=== Dataset content ===

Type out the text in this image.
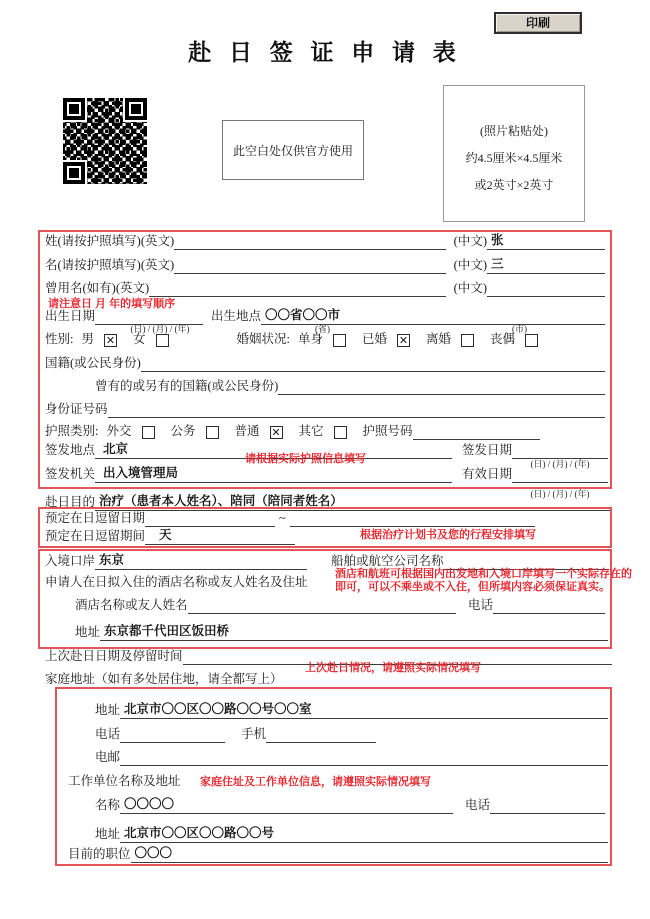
印刷
赴 日 签 证 申 请 表
此空白处仅供官方使用
(照片粘贴处)
约4.5厘米×4.5厘米
或2英寸×2英寸
姓(请按护照填写)(英文)	(中文) 张
名(请按护照填写)(英文)	(中文) 三
曾用名(如有)(英文)	(中文)
请注意日 月 年的填写顺序
出生日期	出生地点 〇〇省〇〇市
(日) / (月) / (年)	(省)	(市)
性别: 男 ✕ 女	婚姻状况: 单身	已婚 ✕ 离婚	丧偶
国籍(或公民身份)
曾有的或另有的国籍(或公民身份)
身份证号码
护照类别: 外交	公务	普通 ✕ 其它	护照号码
签发地点 北京	签发日期
请根据实际护照信息填写	(日) / (月) / (年)
签发机关 出入境管理局	有效日期
(日) / (月) / (年)
赴日目的 治疗（患者本人姓名）、陪同（陪同者姓名）
预定在日逗留日期	~
预定在日逗留期间	天	根据治疗计划书及您的行程安排填写
入境口岸 东京	船舶或航空公司名称
申请人在日拟入住的酒店名称或友人姓名及住址
酒店和航班可根据国内出发地和入境口岸填写一个实际存在的
即可，可以不乘坐或不入住，但所填内容必须保证真实。
酒店名称或友人姓名	电话
地址 东京都千代田区饭田桥
上次赴日日期及停留时间
上次赴日情况，请遵照实际情况填写
家庭地址（如有多处居住地，请全都写上）
地址 北京市〇〇区〇〇路〇〇号〇〇室
电话	手机
电邮
工作单位名称及地址 家庭住址及工作单位信息，请遵照实际情况填写
名称 〇〇〇〇	电话
地址 北京市〇〇区〇〇路〇〇号
目前的职位 〇〇〇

===

> [What you will do] Reproduce the listing exactly. Leave its pictures out.

> [Solution below]
Type out the text in this image.
印刷
赴 日 签 证 申 请 表
此空白处仅供官方使用
(照片粘贴处)
约4.5厘米×4.5厘米
或2英寸×2英寸
姓(请按护照填写)(英文)	(中文) 张
名(请按护照填写)(英文)	(中文) 三
曾用名(如有)(英文)	(中文)
请注意日 月 年的填写顺序
出生日期	出生地点 〇〇省〇〇市
(日) / (月) / (年)	(省)	(市)
性别: 男 ✕ 女	婚姻状况: 单身	已婚 ✕ 离婚	丧偶
国籍(或公民身份)
曾有的或另有的国籍(或公民身份)
身份证号码
护照类别: 外交	公务	普通 ✕ 其它	护照号码
签发地点 北京	签发日期
请根据实际护照信息填写	(日) / (月) / (年)
签发机关 出入境管理局	有效日期
(日) / (月) / (年)
赴日目的 治疗（患者本人姓名）、陪同（陪同者姓名）
预定在日逗留日期	~
预定在日逗留期间	天	根据治疗计划书及您的行程安排填写
入境口岸 东京	船舶或航空公司名称
申请人在日拟入住的酒店名称或友人姓名及住址
酒店和航班可根据国内出发地和入境口岸填写一个实际存在的
即可，可以不乘坐或不入住，但所填内容必须保证真实。
酒店名称或友人姓名	电话
地址 东京都千代田区饭田桥
上次赴日日期及停留时间
上次赴日情况，请遵照实际情况填写
家庭地址（如有多处居住地，请全都写上）
地址 北京市〇〇区〇〇路〇〇号〇〇室
电话	手机
电邮
工作单位名称及地址 家庭住址及工作单位信息，请遵照实际情况填写
名称 〇〇〇〇	电话
地址 北京市〇〇区〇〇路〇〇号
目前的职位 〇〇〇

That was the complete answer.